* STATED GOAL *
Could you give the listing lines again, from the line holding "svg-text:CNTROL IN: CNTROL" through the line holding "svg-text:DODE: DODE [415,651,417,658]", inclusive, with "SEGMENT" changed to "SECTOR" and nothing else altered?

>> begin ENTRIES PROVIDED

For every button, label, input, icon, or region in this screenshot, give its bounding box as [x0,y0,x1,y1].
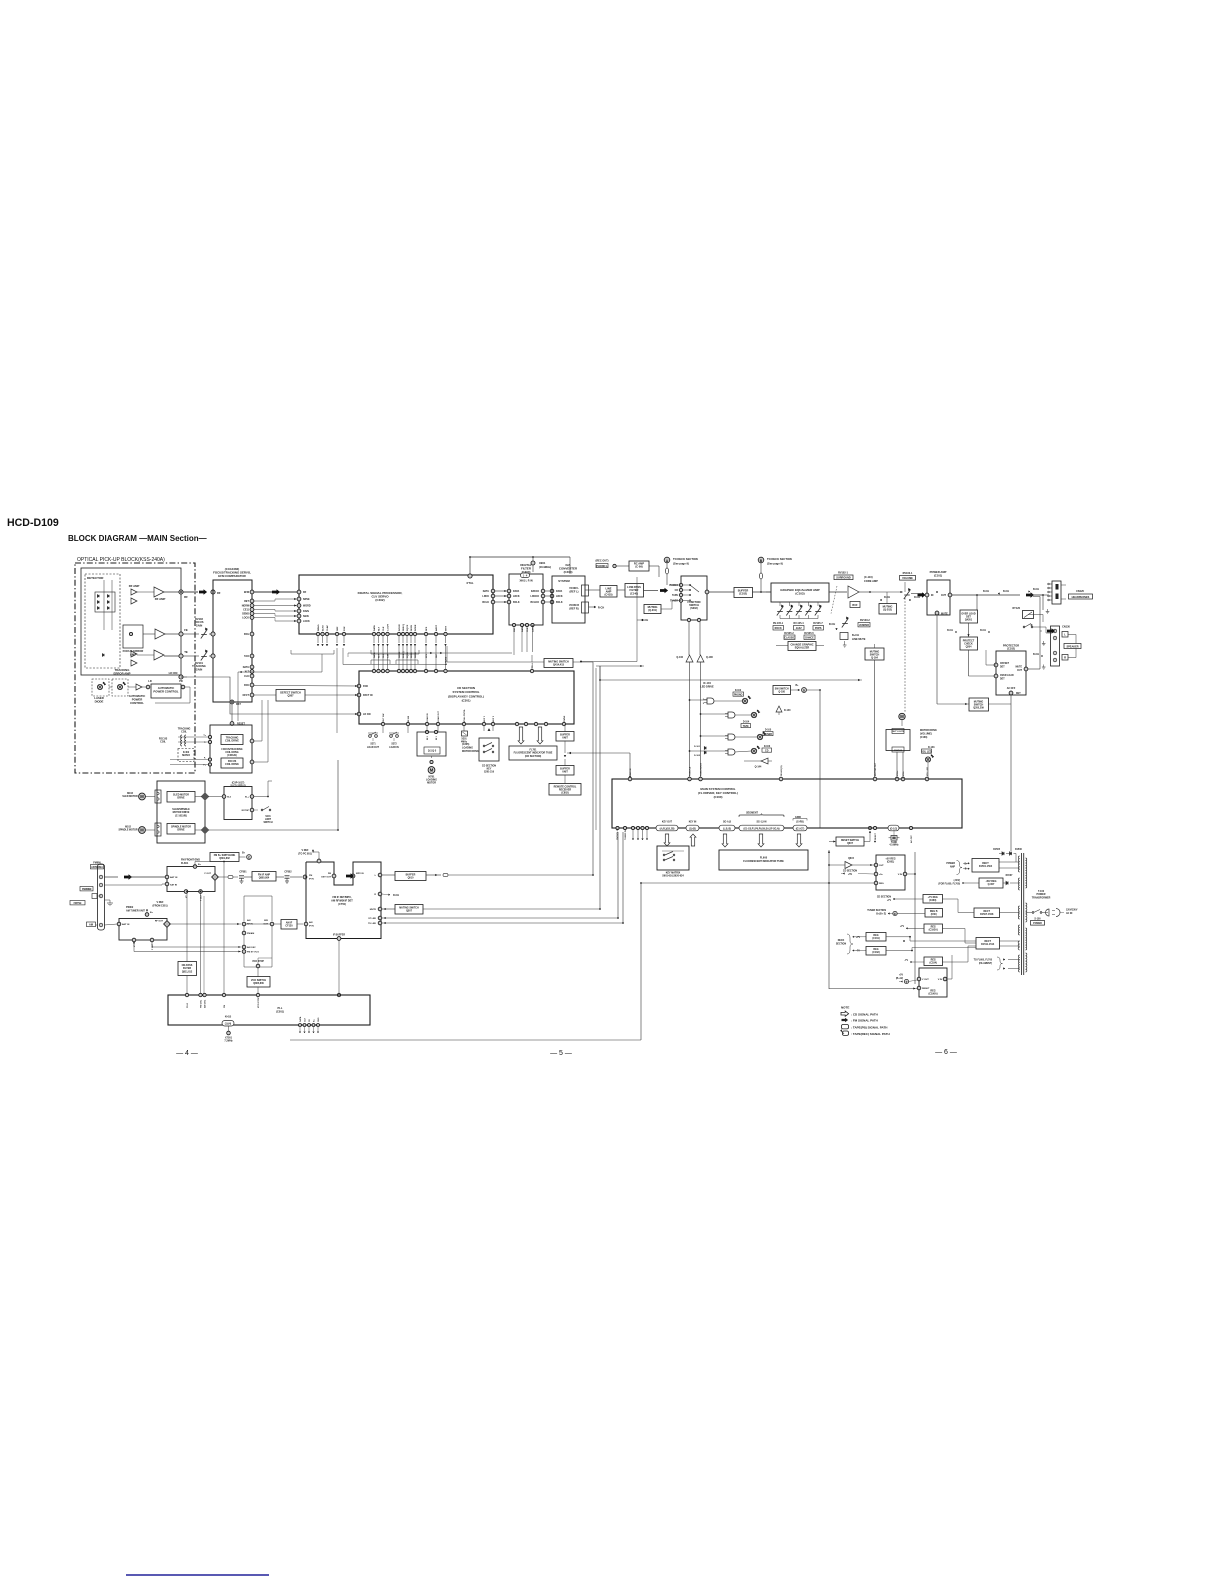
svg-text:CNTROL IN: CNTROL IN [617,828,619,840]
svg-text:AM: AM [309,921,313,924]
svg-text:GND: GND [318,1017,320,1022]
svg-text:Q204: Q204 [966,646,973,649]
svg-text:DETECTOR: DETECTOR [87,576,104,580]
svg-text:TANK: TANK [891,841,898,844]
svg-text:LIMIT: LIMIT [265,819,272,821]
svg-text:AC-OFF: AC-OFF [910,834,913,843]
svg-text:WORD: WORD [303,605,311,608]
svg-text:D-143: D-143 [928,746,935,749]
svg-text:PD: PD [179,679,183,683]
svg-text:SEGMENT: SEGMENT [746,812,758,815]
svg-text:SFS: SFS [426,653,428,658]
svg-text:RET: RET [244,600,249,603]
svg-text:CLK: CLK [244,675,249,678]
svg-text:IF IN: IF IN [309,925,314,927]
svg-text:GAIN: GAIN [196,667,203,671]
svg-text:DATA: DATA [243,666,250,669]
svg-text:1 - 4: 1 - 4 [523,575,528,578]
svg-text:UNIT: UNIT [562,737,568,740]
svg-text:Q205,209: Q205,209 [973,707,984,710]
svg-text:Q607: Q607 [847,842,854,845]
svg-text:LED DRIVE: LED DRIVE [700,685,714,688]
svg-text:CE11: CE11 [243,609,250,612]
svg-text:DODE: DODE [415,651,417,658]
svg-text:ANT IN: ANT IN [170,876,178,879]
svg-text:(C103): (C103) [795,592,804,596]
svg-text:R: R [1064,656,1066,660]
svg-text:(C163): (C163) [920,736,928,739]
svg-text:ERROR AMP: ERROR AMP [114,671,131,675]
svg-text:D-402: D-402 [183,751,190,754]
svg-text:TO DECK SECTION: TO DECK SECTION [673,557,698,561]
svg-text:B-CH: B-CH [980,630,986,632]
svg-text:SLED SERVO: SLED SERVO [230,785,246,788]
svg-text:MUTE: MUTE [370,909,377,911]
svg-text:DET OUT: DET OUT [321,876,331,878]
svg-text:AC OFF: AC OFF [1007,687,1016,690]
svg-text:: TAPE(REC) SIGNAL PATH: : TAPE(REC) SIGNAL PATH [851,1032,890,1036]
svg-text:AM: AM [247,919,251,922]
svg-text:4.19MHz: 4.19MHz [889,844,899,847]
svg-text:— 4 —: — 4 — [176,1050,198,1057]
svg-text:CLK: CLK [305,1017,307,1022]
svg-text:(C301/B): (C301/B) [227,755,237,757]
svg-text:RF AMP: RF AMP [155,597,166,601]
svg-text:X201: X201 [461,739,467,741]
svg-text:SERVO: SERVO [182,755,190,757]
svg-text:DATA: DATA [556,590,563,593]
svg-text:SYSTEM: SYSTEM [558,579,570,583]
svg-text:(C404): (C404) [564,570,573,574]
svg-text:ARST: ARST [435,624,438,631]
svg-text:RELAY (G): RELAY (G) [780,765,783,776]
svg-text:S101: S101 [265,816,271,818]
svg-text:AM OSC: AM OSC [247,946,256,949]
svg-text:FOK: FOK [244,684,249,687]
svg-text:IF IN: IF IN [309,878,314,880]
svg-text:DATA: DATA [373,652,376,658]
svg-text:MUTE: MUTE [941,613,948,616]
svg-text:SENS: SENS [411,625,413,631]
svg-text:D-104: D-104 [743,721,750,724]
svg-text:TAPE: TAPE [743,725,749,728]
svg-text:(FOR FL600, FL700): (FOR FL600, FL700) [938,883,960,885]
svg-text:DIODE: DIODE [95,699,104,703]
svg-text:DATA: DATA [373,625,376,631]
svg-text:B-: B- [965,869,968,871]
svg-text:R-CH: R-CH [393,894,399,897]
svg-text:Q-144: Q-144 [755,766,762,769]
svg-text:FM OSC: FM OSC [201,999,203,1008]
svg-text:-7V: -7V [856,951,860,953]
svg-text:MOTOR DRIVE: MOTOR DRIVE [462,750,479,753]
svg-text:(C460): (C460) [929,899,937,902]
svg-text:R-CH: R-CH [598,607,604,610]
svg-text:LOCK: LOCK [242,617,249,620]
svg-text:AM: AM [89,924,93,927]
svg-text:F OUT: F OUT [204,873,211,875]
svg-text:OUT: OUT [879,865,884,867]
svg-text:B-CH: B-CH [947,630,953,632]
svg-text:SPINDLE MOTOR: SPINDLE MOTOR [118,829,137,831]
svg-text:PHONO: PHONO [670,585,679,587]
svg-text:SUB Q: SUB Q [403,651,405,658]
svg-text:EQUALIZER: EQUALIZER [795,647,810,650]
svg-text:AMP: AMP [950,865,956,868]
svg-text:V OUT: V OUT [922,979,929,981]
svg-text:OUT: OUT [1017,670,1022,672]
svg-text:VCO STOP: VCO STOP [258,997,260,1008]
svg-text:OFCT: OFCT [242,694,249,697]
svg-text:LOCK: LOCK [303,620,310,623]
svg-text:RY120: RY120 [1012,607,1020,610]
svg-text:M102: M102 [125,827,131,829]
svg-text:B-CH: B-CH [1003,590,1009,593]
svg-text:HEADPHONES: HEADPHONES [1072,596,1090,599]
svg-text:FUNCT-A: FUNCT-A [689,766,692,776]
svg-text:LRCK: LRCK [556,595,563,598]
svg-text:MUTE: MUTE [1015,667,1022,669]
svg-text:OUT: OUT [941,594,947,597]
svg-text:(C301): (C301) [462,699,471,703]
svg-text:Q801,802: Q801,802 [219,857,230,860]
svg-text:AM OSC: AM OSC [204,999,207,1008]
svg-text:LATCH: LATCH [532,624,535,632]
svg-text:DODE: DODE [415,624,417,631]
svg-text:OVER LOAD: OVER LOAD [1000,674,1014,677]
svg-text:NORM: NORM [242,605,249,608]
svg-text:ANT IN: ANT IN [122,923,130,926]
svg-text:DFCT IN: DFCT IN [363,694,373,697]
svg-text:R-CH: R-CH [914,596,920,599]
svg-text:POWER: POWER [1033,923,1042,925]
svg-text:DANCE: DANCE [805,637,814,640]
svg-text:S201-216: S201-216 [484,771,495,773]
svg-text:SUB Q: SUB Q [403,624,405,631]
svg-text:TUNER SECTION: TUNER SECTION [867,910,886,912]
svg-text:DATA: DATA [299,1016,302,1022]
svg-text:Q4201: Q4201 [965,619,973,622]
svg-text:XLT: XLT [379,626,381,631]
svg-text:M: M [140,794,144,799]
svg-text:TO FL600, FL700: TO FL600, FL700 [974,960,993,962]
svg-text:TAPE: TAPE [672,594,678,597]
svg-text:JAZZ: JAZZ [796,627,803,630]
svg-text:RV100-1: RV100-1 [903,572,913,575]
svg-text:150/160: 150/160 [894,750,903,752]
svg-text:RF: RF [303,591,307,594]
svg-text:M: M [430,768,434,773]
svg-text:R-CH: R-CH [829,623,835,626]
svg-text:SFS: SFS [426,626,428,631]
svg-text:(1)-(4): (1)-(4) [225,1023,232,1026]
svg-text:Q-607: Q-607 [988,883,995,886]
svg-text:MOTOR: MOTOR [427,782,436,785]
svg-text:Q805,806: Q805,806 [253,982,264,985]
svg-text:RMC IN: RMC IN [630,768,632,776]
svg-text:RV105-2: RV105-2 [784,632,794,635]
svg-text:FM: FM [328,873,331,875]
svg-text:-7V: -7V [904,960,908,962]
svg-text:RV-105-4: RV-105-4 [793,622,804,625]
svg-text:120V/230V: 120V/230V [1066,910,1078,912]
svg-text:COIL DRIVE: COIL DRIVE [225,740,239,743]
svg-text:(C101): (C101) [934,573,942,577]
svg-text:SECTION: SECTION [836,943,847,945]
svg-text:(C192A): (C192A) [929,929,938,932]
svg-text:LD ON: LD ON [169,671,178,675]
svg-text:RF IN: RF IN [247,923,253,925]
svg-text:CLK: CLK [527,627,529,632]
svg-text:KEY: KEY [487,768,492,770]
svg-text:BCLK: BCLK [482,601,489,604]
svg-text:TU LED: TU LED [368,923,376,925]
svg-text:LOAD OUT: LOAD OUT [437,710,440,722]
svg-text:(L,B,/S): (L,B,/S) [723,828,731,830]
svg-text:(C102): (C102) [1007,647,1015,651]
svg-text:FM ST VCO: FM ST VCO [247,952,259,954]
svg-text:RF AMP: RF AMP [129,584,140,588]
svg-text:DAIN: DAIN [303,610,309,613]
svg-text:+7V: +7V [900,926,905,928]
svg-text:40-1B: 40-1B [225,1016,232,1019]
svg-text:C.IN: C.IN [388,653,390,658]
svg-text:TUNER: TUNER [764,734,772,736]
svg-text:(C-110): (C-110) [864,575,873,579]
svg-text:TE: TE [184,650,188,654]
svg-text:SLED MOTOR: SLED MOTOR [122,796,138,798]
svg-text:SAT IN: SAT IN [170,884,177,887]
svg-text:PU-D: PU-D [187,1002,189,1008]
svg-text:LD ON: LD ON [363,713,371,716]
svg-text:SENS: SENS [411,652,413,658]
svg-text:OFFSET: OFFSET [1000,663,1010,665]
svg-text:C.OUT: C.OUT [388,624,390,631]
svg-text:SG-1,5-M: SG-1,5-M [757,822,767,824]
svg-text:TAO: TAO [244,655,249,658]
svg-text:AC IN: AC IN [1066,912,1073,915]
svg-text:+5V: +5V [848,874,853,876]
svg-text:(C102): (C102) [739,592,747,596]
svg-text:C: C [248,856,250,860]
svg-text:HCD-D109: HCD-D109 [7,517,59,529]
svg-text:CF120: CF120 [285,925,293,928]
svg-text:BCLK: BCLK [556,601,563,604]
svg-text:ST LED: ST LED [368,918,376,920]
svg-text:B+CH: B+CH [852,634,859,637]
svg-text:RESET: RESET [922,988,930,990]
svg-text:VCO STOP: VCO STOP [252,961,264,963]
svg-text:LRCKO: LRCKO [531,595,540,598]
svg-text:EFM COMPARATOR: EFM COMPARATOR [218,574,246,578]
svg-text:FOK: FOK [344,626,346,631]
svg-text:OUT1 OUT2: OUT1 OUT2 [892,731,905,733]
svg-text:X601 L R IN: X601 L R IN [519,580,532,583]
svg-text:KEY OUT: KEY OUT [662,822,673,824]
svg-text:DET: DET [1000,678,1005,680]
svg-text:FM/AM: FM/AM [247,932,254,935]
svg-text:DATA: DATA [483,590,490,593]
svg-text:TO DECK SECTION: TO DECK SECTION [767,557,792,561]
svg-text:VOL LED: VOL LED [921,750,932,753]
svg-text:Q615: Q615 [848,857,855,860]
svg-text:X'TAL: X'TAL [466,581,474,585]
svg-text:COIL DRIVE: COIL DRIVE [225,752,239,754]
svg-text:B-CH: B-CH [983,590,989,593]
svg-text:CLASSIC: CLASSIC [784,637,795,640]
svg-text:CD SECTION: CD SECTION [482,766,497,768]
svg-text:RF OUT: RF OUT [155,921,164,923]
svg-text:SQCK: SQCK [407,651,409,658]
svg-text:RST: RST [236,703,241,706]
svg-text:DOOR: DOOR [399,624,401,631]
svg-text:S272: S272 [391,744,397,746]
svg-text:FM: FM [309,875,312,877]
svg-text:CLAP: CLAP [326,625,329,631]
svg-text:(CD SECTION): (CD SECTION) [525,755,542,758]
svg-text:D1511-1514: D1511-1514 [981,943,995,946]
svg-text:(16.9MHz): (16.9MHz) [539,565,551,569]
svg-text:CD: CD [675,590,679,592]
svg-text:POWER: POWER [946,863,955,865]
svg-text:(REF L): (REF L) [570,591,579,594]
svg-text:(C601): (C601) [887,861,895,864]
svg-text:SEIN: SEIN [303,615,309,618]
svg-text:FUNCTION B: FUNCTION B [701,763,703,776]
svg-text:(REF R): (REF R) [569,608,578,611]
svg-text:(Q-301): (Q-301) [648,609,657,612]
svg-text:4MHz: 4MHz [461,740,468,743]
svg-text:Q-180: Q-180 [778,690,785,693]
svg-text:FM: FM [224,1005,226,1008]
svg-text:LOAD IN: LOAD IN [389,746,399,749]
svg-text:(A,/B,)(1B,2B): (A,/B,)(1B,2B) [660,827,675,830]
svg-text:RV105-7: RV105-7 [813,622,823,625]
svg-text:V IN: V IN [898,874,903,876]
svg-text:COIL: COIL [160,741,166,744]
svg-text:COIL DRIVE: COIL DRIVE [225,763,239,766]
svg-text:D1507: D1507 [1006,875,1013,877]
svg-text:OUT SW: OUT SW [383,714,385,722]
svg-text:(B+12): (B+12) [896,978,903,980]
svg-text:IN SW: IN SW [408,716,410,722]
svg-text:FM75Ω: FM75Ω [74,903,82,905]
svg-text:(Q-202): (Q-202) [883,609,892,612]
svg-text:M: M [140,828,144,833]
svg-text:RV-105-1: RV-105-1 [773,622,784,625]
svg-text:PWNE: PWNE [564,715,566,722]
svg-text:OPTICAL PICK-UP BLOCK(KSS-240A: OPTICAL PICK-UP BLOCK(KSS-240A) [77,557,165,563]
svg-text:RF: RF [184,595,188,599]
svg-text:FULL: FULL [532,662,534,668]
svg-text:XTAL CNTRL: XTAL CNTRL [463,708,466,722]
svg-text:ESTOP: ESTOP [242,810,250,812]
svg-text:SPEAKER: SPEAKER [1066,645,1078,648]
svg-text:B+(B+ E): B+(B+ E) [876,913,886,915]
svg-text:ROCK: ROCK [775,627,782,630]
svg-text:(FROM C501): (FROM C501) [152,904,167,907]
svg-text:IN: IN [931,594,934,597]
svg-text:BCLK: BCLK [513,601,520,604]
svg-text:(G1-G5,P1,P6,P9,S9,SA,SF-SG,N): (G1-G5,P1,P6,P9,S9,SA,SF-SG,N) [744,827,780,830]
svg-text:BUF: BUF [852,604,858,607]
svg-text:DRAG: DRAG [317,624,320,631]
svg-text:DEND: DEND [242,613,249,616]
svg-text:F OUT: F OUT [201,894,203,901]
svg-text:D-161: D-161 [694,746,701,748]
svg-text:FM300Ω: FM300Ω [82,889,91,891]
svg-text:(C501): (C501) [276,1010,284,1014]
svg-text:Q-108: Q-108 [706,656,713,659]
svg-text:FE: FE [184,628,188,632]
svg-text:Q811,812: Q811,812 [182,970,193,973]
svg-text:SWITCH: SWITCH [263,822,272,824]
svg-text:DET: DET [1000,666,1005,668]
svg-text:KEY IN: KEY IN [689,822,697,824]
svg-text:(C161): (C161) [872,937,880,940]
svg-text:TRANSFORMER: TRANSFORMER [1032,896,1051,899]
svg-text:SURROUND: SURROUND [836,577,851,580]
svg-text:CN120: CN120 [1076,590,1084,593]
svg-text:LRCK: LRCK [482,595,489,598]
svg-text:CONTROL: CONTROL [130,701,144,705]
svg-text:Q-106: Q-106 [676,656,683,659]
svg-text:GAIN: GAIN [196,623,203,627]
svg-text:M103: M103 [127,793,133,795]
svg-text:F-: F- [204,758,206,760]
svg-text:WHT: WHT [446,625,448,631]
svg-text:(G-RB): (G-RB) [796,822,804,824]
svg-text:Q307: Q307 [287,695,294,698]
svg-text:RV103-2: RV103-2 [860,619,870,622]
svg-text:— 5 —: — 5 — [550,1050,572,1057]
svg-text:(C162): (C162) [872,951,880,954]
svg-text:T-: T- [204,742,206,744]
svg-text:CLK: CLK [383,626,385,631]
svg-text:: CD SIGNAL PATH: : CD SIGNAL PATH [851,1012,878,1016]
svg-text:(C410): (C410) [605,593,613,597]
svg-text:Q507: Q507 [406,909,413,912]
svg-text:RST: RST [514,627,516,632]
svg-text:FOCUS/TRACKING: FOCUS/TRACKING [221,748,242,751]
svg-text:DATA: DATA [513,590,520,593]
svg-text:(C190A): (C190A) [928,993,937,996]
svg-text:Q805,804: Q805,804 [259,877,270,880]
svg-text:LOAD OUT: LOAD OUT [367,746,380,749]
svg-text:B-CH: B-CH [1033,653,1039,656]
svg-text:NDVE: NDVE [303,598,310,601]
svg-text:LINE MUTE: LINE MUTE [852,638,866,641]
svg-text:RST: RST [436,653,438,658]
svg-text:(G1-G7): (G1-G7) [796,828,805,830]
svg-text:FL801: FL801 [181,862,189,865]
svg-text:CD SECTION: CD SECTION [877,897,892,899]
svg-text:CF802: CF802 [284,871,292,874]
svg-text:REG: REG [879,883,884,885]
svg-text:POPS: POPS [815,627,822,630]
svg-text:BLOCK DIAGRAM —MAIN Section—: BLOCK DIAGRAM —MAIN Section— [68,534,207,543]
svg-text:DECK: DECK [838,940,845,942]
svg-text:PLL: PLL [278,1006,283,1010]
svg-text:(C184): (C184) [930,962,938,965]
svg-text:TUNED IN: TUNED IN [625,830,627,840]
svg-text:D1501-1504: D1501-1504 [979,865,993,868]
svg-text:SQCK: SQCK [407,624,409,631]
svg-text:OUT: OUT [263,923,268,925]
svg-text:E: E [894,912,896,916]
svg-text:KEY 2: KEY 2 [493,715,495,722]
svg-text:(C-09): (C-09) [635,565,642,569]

>> end ENTRIES PROVIDED

* EXERCISE RESPONSE *
svg-text:CNTROL IN: CNTROL IN [617,828,619,840]
svg-text:AM: AM [309,921,313,924]
svg-text:GND: GND [318,1017,320,1022]
svg-text:Q204: Q204 [966,646,973,649]
svg-text:DETECTOR: DETECTOR [87,576,104,580]
svg-text:TANK: TANK [891,841,898,844]
svg-text:LIMIT: LIMIT [265,819,272,821]
svg-text:AC-OFF: AC-OFF [910,834,913,843]
svg-text:WORD: WORD [303,605,311,608]
svg-text:D-143: D-143 [928,746,935,749]
svg-text:PD: PD [179,679,183,683]
svg-text:SECTOR: SECTOR [746,812,758,815]
svg-text:SFS: SFS [426,653,428,658]
svg-text:RET: RET [244,600,249,603]
svg-text:CLK: CLK [244,675,249,678]
svg-text:IF IN: IF IN [309,925,314,927]
svg-text:GAIN: GAIN [196,667,203,671]
svg-text:DATA: DATA [243,666,250,669]
svg-text:1 - 4: 1 - 4 [523,575,528,578]
svg-text:UNIT: UNIT [562,737,568,740]
svg-text:Q205,209: Q205,209 [973,707,984,710]
svg-text:Q607: Q607 [847,842,854,845]
svg-text:LED DRIVE: LED DRIVE [700,685,714,688]
svg-text:CE11: CE11 [243,609,250,612]
svg-text:DODE: DODE [415,651,417,658]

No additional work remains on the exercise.